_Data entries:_
---

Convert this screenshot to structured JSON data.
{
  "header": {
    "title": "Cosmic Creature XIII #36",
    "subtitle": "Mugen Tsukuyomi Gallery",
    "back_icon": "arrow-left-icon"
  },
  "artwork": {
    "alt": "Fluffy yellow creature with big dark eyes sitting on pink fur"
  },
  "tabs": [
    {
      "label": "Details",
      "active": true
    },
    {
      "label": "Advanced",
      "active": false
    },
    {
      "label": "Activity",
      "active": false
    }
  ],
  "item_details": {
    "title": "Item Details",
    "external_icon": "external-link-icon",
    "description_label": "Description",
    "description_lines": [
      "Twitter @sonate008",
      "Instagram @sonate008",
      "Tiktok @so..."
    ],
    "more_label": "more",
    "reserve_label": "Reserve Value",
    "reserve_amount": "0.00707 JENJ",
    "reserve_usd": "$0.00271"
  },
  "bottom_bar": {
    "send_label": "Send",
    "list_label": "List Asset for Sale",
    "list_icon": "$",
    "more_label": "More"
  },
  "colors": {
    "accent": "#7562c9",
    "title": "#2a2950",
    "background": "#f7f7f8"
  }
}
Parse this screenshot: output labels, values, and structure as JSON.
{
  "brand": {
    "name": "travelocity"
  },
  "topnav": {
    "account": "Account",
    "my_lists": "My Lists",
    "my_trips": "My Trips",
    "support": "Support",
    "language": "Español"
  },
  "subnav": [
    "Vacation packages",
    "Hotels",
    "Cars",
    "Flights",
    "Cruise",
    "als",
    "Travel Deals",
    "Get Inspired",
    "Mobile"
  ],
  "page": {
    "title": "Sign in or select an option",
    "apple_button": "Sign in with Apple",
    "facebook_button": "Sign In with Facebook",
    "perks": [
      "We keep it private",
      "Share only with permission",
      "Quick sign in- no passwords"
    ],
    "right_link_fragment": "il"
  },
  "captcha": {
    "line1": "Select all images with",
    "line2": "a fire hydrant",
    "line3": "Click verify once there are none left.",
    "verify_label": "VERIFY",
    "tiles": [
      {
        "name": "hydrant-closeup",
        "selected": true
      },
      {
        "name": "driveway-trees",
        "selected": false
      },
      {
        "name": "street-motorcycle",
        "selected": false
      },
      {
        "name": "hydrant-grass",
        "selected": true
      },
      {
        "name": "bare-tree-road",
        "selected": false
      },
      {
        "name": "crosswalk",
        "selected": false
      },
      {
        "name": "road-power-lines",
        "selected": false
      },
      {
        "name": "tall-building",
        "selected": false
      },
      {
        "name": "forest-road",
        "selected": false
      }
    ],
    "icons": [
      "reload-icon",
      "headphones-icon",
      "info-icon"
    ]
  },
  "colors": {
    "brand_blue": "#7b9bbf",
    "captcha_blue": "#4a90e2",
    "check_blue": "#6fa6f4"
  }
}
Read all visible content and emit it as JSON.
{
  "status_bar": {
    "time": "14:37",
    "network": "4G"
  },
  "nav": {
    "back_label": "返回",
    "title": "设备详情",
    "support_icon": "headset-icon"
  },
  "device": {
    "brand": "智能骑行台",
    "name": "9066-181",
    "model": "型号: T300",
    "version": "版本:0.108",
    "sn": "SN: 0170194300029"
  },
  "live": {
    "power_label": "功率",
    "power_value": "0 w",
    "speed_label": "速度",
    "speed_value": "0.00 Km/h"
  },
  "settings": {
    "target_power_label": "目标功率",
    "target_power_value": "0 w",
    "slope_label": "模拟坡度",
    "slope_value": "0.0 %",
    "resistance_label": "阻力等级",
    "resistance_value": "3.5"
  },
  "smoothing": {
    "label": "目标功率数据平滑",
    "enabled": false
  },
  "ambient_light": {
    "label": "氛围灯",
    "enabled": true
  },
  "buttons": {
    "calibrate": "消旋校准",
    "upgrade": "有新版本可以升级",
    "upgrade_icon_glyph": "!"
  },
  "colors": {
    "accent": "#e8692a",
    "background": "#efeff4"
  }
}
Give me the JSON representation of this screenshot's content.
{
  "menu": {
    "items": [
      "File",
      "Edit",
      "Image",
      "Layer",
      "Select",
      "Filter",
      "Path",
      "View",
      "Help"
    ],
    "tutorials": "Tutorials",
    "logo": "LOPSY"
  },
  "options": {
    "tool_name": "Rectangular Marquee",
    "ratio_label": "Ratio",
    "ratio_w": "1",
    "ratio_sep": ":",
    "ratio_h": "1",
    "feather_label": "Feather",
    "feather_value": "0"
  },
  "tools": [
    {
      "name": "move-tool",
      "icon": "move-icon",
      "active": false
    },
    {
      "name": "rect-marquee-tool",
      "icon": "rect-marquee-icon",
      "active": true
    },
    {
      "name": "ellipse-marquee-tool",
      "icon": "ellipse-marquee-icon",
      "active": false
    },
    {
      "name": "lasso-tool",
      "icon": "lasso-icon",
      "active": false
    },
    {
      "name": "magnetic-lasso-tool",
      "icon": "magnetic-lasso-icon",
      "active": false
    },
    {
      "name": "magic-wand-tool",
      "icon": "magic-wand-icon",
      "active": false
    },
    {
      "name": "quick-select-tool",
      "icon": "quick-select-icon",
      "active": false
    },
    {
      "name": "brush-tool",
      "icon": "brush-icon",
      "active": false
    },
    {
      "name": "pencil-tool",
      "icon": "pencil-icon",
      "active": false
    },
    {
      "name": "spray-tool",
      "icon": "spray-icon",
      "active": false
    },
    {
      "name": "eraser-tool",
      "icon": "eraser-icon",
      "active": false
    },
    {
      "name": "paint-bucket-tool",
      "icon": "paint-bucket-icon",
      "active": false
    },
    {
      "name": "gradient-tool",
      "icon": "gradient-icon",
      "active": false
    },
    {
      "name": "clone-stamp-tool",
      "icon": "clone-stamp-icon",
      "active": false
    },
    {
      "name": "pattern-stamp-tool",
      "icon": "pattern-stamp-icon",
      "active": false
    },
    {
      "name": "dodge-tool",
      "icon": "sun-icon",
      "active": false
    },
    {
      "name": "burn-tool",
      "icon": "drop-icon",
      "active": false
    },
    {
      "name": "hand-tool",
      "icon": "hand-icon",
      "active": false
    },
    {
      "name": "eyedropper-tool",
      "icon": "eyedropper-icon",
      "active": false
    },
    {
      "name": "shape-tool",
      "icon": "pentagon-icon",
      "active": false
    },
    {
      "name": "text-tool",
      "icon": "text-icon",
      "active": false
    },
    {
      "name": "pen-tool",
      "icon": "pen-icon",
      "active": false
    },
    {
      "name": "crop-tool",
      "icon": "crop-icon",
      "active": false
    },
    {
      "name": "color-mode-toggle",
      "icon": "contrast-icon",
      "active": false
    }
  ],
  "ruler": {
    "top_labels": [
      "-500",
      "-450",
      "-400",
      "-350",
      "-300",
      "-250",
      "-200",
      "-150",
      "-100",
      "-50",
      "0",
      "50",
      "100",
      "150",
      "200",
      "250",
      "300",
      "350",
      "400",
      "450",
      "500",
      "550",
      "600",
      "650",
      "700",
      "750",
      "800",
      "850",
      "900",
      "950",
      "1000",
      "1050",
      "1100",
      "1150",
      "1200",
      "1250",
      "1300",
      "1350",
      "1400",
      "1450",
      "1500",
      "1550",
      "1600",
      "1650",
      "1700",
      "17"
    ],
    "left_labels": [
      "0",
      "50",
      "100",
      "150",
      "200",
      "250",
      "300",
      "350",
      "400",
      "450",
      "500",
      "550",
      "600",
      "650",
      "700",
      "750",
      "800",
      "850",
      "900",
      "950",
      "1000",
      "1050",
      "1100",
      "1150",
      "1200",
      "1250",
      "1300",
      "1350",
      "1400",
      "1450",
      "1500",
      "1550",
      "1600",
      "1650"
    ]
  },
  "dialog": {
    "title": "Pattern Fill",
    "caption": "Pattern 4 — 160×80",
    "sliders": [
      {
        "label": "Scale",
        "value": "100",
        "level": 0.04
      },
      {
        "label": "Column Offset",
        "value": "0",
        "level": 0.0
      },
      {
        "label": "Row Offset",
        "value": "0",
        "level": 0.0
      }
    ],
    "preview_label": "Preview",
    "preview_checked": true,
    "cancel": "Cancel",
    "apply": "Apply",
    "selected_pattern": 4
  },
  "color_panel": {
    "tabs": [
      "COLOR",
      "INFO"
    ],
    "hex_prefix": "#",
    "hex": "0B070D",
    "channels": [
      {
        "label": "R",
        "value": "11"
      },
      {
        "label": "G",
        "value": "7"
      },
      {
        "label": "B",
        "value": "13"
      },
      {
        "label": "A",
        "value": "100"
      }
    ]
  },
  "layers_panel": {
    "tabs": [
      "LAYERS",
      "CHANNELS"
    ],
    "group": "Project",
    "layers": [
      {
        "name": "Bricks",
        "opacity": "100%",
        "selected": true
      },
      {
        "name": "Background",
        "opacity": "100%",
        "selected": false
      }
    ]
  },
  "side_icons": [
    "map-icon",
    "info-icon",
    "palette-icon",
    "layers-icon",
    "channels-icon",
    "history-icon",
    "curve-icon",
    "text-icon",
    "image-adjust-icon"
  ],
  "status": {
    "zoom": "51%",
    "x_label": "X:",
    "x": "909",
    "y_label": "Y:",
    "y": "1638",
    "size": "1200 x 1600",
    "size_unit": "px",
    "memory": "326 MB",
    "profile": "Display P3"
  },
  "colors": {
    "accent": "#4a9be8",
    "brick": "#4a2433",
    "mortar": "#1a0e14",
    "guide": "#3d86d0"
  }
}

---

_EXERCISE AIM:_ Tally the lines of the records holding the word "hydrant", then give only the resulting number.

_THE RESULT:_ 3